TASK DESCRIPTION -
Would it be possible to quote, exactly and in full, the lines from the one with "Serialize everything readable" through the end of the entries below?

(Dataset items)

====================

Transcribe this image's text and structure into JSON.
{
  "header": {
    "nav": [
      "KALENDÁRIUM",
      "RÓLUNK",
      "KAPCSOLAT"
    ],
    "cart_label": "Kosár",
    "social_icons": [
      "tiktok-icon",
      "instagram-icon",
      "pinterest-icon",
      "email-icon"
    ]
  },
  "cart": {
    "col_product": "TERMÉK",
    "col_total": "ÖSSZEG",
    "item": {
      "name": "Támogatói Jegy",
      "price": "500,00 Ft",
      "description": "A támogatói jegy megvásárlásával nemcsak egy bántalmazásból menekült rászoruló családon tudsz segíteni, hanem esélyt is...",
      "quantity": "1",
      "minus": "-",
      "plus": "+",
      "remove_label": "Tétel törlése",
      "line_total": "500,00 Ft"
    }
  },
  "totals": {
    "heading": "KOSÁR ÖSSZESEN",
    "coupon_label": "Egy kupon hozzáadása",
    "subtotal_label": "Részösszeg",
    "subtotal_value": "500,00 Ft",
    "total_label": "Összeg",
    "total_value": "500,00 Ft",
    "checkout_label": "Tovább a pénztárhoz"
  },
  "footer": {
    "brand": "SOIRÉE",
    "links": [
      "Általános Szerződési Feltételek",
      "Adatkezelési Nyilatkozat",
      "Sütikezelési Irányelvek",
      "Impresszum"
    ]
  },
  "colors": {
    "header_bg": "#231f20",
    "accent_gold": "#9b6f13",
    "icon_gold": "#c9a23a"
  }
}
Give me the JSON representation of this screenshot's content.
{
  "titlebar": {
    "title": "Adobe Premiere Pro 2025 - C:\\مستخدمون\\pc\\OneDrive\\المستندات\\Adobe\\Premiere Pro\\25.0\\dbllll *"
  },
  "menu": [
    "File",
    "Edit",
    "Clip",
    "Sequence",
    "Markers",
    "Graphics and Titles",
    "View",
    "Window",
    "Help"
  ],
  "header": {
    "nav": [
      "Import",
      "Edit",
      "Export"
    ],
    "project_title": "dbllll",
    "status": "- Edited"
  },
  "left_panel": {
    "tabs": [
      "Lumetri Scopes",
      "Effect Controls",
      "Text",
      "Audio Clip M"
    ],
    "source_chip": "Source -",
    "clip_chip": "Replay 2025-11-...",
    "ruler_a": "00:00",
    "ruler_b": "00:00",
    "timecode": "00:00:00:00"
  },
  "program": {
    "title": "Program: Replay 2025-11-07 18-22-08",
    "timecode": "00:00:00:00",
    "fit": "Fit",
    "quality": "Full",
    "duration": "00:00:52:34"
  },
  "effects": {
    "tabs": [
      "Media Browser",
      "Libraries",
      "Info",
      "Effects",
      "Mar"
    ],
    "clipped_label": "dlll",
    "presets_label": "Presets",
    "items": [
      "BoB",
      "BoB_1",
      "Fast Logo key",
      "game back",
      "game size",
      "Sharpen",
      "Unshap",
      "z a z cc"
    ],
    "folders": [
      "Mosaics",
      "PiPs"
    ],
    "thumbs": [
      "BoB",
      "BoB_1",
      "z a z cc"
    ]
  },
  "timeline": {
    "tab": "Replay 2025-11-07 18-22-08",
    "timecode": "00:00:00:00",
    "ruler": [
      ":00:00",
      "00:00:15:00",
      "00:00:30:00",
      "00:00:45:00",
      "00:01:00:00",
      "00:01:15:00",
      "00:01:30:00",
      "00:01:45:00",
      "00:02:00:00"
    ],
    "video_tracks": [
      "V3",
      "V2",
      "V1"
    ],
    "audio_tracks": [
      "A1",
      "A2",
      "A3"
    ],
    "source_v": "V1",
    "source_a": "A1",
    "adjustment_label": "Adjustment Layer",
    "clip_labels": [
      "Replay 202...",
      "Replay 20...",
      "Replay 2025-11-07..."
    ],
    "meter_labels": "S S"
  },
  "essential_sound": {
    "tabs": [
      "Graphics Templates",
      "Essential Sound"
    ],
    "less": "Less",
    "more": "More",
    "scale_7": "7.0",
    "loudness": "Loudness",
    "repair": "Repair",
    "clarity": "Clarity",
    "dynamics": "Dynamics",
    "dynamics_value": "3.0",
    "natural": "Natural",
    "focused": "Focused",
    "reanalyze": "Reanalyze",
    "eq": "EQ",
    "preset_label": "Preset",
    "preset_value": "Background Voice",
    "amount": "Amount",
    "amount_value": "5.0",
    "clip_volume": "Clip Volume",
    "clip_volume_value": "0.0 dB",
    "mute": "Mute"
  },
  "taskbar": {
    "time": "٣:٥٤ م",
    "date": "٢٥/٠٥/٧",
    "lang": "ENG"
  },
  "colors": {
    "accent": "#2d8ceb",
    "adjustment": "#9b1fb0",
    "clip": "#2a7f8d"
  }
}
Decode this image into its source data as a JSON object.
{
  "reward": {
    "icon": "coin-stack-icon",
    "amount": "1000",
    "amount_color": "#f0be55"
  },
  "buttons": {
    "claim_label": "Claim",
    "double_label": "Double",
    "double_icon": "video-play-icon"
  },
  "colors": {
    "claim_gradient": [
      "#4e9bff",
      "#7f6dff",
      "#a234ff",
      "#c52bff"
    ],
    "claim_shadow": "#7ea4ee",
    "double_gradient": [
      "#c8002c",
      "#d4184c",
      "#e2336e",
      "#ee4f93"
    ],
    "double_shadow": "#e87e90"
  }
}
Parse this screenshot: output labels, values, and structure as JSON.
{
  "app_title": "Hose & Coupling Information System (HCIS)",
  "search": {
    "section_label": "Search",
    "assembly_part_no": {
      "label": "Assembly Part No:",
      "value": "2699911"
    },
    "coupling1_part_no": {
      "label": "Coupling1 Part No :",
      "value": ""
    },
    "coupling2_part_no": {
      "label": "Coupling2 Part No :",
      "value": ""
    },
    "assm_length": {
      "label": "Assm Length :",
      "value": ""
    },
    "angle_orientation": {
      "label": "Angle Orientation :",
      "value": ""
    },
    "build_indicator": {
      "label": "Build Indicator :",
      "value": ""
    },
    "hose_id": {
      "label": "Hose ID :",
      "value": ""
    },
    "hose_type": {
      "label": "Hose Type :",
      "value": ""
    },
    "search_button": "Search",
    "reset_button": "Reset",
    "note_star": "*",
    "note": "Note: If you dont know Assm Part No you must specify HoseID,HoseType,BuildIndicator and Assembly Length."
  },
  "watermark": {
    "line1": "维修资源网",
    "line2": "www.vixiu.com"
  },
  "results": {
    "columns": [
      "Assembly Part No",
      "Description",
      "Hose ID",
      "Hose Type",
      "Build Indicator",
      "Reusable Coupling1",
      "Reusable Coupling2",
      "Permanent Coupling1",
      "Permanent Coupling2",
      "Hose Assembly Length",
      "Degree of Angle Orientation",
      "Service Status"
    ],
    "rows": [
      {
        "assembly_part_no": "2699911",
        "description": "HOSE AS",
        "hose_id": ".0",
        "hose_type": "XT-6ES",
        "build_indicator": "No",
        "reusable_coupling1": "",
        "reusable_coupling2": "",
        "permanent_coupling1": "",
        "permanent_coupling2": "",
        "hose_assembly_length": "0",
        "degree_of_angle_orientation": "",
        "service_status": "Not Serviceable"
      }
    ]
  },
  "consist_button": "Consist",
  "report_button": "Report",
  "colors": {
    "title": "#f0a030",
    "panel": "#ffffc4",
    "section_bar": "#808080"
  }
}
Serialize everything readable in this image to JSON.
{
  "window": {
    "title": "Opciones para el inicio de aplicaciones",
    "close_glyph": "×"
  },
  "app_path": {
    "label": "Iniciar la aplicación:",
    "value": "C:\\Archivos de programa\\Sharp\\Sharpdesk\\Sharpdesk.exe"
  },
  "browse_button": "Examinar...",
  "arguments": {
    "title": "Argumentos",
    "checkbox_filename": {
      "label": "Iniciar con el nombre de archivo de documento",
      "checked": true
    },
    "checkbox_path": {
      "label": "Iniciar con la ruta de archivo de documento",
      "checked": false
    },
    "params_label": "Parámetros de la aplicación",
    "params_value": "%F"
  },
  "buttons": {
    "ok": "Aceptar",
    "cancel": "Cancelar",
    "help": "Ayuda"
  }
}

====================

FINAL RESULT -
Serialize everything readable in this image to JSON.
{
  "window": {
    "title": "Opciones para el inicio de aplicaciones",
    "close_glyph": "×"
  },
  "app_path": {
    "label": "Iniciar la aplicación:",
    "value": "C:\\Archivos de programa\\Sharp\\Sharpdesk\\Sharpdesk.exe"
  },
  "browse_button": "Examinar...",
  "arguments": {
    "title": "Argumentos",
    "checkbox_filename": {
      "label": "Iniciar con el nombre de archivo de documento",
      "checked": true
    },
    "checkbox_path": {
      "label": "Iniciar con la ruta de archivo de documento",
      "checked": false
    },
    "params_label": "Parámetros de la aplicación",
    "params_value": "%F"
  },
  "buttons": {
    "ok": "Aceptar",
    "cancel": "Cancelar",
    "help": "Ayuda"
  }
}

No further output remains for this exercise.